-- Start --

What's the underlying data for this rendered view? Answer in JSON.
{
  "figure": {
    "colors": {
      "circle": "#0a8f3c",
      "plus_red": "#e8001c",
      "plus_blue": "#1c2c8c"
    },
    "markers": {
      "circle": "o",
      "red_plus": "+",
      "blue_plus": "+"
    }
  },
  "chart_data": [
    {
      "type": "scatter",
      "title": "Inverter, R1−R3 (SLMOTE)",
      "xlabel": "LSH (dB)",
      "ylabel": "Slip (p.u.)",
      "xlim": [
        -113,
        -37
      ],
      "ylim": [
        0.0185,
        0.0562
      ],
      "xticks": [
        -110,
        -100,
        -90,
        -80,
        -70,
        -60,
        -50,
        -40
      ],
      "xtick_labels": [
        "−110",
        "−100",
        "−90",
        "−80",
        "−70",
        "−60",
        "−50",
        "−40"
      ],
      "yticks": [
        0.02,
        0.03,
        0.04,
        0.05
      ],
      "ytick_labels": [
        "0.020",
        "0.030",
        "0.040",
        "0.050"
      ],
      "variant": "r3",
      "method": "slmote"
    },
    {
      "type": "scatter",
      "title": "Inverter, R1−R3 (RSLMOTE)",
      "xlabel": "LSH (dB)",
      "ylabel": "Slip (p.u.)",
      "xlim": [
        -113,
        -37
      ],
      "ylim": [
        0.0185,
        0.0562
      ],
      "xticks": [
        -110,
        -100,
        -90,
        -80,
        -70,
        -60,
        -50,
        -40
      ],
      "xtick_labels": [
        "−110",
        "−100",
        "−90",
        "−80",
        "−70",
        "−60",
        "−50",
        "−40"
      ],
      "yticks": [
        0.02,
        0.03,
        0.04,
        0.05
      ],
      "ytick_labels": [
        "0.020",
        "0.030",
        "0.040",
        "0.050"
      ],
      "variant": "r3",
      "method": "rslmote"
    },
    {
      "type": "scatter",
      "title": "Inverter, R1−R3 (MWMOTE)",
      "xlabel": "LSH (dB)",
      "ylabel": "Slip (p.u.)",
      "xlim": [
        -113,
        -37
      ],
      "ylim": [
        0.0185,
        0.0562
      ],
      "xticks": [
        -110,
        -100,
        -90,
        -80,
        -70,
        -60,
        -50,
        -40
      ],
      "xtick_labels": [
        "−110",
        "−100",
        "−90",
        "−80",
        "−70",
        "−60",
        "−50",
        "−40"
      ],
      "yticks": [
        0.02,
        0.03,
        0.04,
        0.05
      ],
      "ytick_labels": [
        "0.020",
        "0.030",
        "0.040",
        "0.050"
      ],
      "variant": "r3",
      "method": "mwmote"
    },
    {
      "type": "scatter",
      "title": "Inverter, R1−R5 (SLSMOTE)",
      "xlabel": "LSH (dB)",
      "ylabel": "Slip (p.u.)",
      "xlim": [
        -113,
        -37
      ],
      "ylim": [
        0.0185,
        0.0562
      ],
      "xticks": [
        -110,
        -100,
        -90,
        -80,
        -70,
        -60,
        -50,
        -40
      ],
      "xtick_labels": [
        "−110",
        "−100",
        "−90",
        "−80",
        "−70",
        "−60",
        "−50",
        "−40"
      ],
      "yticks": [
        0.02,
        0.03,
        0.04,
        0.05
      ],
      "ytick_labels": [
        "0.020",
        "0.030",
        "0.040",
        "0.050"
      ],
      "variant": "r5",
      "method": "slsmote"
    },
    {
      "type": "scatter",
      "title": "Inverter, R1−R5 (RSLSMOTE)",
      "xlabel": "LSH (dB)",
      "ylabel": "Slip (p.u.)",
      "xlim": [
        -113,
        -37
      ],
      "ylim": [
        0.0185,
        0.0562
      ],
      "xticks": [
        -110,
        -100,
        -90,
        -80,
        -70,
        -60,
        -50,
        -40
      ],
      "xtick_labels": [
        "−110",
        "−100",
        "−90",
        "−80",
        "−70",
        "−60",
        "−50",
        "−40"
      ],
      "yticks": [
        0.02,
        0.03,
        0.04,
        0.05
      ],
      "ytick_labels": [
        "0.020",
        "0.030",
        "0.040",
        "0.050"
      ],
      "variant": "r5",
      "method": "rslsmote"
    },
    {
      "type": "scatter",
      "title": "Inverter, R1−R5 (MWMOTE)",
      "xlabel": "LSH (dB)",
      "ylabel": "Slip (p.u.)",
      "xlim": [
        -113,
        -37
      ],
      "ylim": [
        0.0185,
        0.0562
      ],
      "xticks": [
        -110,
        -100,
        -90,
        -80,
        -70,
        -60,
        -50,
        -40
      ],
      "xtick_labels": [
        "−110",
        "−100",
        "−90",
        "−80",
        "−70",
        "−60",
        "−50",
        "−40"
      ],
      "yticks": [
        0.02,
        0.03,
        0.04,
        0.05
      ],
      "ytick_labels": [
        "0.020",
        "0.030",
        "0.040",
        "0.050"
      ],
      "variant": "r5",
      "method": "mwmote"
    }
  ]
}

-- End --

EXERCISE BRIEF – Produce an exact copy of all the records.

SOLUTION –
What's the underlying data for this rendered view? Answer in JSON.
{
  "figure": {
    "colors": {
      "circle": "#0a8f3c",
      "plus_red": "#e8001c",
      "plus_blue": "#1c2c8c"
    },
    "markers": {
      "circle": "o",
      "red_plus": "+",
      "blue_plus": "+"
    }
  },
  "chart_data": [
    {
      "type": "scatter",
      "title": "Inverter, R1−R3 (SLMOTE)",
      "xlabel": "LSH (dB)",
      "ylabel": "Slip (p.u.)",
      "xlim": [
        -113,
        -37
      ],
      "ylim": [
        0.0185,
        0.0562
      ],
      "xticks": [
        -110,
        -100,
        -90,
        -80,
        -70,
        -60,
        -50,
        -40
      ],
      "xtick_labels": [
        "−110",
        "−100",
        "−90",
        "−80",
        "−70",
        "−60",
        "−50",
        "−40"
      ],
      "yticks": [
        0.02,
        0.03,
        0.04,
        0.05
      ],
      "ytick_labels": [
        "0.020",
        "0.030",
        "0.040",
        "0.050"
      ],
      "variant": "r3",
      "method": "slmote"
    },
    {
      "type": "scatter",
      "title": "Inverter, R1−R3 (RSLMOTE)",
      "xlabel": "LSH (dB)",
      "ylabel": "Slip (p.u.)",
      "xlim": [
        -113,
        -37
      ],
      "ylim": [
        0.0185,
        0.0562
      ],
      "xticks": [
        -110,
        -100,
        -90,
        -80,
        -70,
        -60,
        -50,
        -40
      ],
      "xtick_labels": [
        "−110",
        "−100",
        "−90",
        "−80",
        "−70",
        "−60",
        "−50",
        "−40"
      ],
      "yticks": [
        0.02,
        0.03,
        0.04,
        0.05
      ],
      "ytick_labels": [
        "0.020",
        "0.030",
        "0.040",
        "0.050"
      ],
      "variant": "r3",
      "method": "rslmote"
    },
    {
      "type": "scatter",
      "title": "Inverter, R1−R3 (MWMOTE)",
      "xlabel": "LSH (dB)",
      "ylabel": "Slip (p.u.)",
      "xlim": [
        -113,
        -37
      ],
      "ylim": [
        0.0185,
        0.0562
      ],
      "xticks": [
        -110,
        -100,
        -90,
        -80,
        -70,
        -60,
        -50,
        -40
      ],
      "xtick_labels": [
        "−110",
        "−100",
        "−90",
        "−80",
        "−70",
        "−60",
        "−50",
        "−40"
      ],
      "yticks": [
        0.02,
        0.03,
        0.04,
        0.05
      ],
      "ytick_labels": [
        "0.020",
        "0.030",
        "0.040",
        "0.050"
      ],
      "variant": "r3",
      "method": "mwmote"
    },
    {
      "type": "scatter",
      "title": "Inverter, R1−R5 (SLSMOTE)",
      "xlabel": "LSH (dB)",
      "ylabel": "Slip (p.u.)",
      "xlim": [
        -113,
        -37
      ],
      "ylim": [
        0.0185,
        0.0562
      ],
      "xticks": [
        -110,
        -100,
        -90,
        -80,
        -70,
        -60,
        -50,
        -40
      ],
      "xtick_labels": [
        "−110",
        "−100",
        "−90",
        "−80",
        "−70",
        "−60",
        "−50",
        "−40"
      ],
      "yticks": [
        0.02,
        0.03,
        0.04,
        0.05
      ],
      "ytick_labels": [
        "0.020",
        "0.030",
        "0.040",
        "0.050"
      ],
      "variant": "r5",
      "method": "slsmote"
    },
    {
      "type": "scatter",
      "title": "Inverter, R1−R5 (RSLSMOTE)",
      "xlabel": "LSH (dB)",
      "ylabel": "Slip (p.u.)",
      "xlim": [
        -113,
        -37
      ],
      "ylim": [
        0.0185,
        0.0562
      ],
      "xticks": [
        -110,
        -100,
        -90,
        -80,
        -70,
        -60,
        -50,
        -40
      ],
      "xtick_labels": [
        "−110",
        "−100",
        "−90",
        "−80",
        "−70",
        "−60",
        "−50",
        "−40"
      ],
      "yticks": [
        0.02,
        0.03,
        0.04,
        0.05
      ],
      "ytick_labels": [
        "0.020",
        "0.030",
        "0.040",
        "0.050"
      ],
      "variant": "r5",
      "method": "rslsmote"
    },
    {
      "type": "scatter",
      "title": "Inverter, R1−R5 (MWMOTE)",
      "xlabel": "LSH (dB)",
      "ylabel": "Slip (p.u.)",
      "xlim": [
        -113,
        -37
      ],
      "ylim": [
        0.0185,
        0.0562
      ],
      "xticks": [
        -110,
        -100,
        -90,
        -80,
        -70,
        -60,
        -50,
        -40
      ],
      "xtick_labels": [
        "−110",
        "−100",
        "−90",
        "−80",
        "−70",
        "−60",
        "−50",
        "−40"
      ],
      "yticks": [
        0.02,
        0.03,
        0.04,
        0.05
      ],
      "ytick_labels": [
        "0.020",
        "0.030",
        "0.040",
        "0.050"
      ],
      "variant": "r5",
      "method": "mwmote"
    }
  ]
}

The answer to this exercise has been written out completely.